- **Exercise input**:

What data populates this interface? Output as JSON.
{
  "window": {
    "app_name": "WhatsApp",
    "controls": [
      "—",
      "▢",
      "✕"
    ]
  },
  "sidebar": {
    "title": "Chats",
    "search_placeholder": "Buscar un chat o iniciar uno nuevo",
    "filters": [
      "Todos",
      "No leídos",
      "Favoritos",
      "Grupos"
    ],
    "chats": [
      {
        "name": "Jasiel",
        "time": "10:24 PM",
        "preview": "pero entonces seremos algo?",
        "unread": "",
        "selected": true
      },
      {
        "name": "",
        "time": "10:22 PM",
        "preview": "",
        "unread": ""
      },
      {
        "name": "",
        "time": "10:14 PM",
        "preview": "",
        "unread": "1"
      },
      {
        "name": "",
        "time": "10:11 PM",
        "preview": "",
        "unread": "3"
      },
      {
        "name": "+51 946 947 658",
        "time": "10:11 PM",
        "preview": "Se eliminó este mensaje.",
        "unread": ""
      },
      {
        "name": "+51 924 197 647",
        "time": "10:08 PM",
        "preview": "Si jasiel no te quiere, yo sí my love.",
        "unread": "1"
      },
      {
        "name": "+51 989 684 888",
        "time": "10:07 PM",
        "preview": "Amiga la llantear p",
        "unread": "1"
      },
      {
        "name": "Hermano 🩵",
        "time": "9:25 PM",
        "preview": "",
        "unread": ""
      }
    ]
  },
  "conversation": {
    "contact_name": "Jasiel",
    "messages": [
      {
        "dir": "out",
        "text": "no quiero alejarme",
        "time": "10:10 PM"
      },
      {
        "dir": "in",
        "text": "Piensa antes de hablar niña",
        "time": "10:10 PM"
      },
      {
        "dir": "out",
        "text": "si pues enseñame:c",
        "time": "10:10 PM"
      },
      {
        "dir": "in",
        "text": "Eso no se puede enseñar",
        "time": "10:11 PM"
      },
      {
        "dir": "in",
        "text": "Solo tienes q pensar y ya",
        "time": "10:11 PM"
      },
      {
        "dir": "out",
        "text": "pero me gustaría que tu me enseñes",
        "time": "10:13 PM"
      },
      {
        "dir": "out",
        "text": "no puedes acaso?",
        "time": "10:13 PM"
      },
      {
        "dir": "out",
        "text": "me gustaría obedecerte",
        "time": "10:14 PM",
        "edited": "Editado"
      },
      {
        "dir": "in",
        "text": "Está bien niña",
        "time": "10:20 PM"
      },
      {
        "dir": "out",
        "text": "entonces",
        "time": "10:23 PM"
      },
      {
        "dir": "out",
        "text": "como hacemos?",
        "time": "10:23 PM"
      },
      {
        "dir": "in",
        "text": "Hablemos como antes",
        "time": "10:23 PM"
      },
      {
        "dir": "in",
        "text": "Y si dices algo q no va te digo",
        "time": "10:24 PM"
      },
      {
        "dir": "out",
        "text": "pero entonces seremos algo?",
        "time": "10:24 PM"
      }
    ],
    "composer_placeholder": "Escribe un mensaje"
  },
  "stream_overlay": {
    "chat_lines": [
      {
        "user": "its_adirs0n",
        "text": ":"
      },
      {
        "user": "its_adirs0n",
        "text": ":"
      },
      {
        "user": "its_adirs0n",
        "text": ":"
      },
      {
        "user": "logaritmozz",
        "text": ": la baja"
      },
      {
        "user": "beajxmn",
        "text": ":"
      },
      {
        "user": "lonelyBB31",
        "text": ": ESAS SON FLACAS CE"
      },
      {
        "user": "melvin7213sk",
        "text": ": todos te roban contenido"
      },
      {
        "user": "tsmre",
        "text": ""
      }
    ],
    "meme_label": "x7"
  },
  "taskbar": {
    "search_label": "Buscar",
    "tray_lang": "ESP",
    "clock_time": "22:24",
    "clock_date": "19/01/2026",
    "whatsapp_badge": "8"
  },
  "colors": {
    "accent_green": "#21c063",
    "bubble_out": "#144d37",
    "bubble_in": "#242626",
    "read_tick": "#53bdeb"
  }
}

- **Requirements**: Quote all the records. Keep every word exact.

- **Right answer**:
What data populates this interface? Output as JSON.
{
  "window": {
    "app_name": "WhatsApp",
    "controls": [
      "—",
      "▢",
      "✕"
    ]
  },
  "sidebar": {
    "title": "Chats",
    "search_placeholder": "Buscar un chat o iniciar uno nuevo",
    "filters": [
      "Todos",
      "No leídos",
      "Favoritos",
      "Grupos"
    ],
    "chats": [
      {
        "name": "Jasiel",
        "time": "10:24 PM",
        "preview": "pero entonces seremos algo?",
        "unread": "",
        "selected": true
      },
      {
        "name": "",
        "time": "10:22 PM",
        "preview": "",
        "unread": ""
      },
      {
        "name": "",
        "time": "10:14 PM",
        "preview": "",
        "unread": "1"
      },
      {
        "name": "",
        "time": "10:11 PM",
        "preview": "",
        "unread": "3"
      },
      {
        "name": "+51 946 947 658",
        "time": "10:11 PM",
        "preview": "Se eliminó este mensaje.",
        "unread": ""
      },
      {
        "name": "+51 924 197 647",
        "time": "10:08 PM",
        "preview": "Si jasiel no te quiere, yo sí my love.",
        "unread": "1"
      },
      {
        "name": "+51 989 684 888",
        "time": "10:07 PM",
        "preview": "Amiga la llantear p",
        "unread": "1"
      },
      {
        "name": "Hermano 🩵",
        "time": "9:25 PM",
        "preview": "",
        "unread": ""
      }
    ]
  },
  "conversation": {
    "contact_name": "Jasiel",
    "messages": [
      {
        "dir": "out",
        "text": "no quiero alejarme",
        "time": "10:10 PM"
      },
      {
        "dir": "in",
        "text": "Piensa antes de hablar niña",
        "time": "10:10 PM"
      },
      {
        "dir": "out",
        "text": "si pues enseñame:c",
        "time": "10:10 PM"
      },
      {
        "dir": "in",
        "text": "Eso no se puede enseñar",
        "time": "10:11 PM"
      },
      {
        "dir": "in",
        "text": "Solo tienes q pensar y ya",
        "time": "10:11 PM"
      },
      {
        "dir": "out",
        "text": "pero me gustaría que tu me enseñes",
        "time": "10:13 PM"
      },
      {
        "dir": "out",
        "text": "no puedes acaso?",
        "time": "10:13 PM"
      },
      {
        "dir": "out",
        "text": "me gustaría obedecerte",
        "time": "10:14 PM",
        "edited": "Editado"
      },
      {
        "dir": "in",
        "text": "Está bien niña",
        "time": "10:20 PM"
      },
      {
        "dir": "out",
        "text": "entonces",
        "time": "10:23 PM"
      },
      {
        "dir": "out",
        "text": "como hacemos?",
        "time": "10:23 PM"
      },
      {
        "dir": "in",
        "text": "Hablemos como antes",
        "time": "10:23 PM"
      },
      {
        "dir": "in",
        "text": "Y si dices algo q no va te digo",
        "time": "10:24 PM"
      },
      {
        "dir": "out",
        "text": "pero entonces seremos algo?",
        "time": "10:24 PM"
      }
    ],
    "composer_placeholder": "Escribe un mensaje"
  },
  "stream_overlay": {
    "chat_lines": [
      {
        "user": "its_adirs0n",
        "text": ":"
      },
      {
        "user": "its_adirs0n",
        "text": ":"
      },
      {
        "user": "its_adirs0n",
        "text": ":"
      },
      {
        "user": "logaritmozz",
        "text": ": la baja"
      },
      {
        "user": "beajxmn",
        "text": ":"
      },
      {
        "user": "lonelyBB31",
        "text": ": ESAS SON FLACAS CE"
      },
      {
        "user": "melvin7213sk",
        "text": ": todos te roban contenido"
      },
      {
        "user": "tsmre",
        "text": ""
      }
    ],
    "meme_label": "x7"
  },
  "taskbar": {
    "search_label": "Buscar",
    "tray_lang": "ESP",
    "clock_time": "22:24",
    "clock_date": "19/01/2026",
    "whatsapp_badge": "8"
  },
  "colors": {
    "accent_green": "#21c063",
    "bubble_out": "#144d37",
    "bubble_in": "#242626",
    "read_tick": "#53bdeb"
  }
}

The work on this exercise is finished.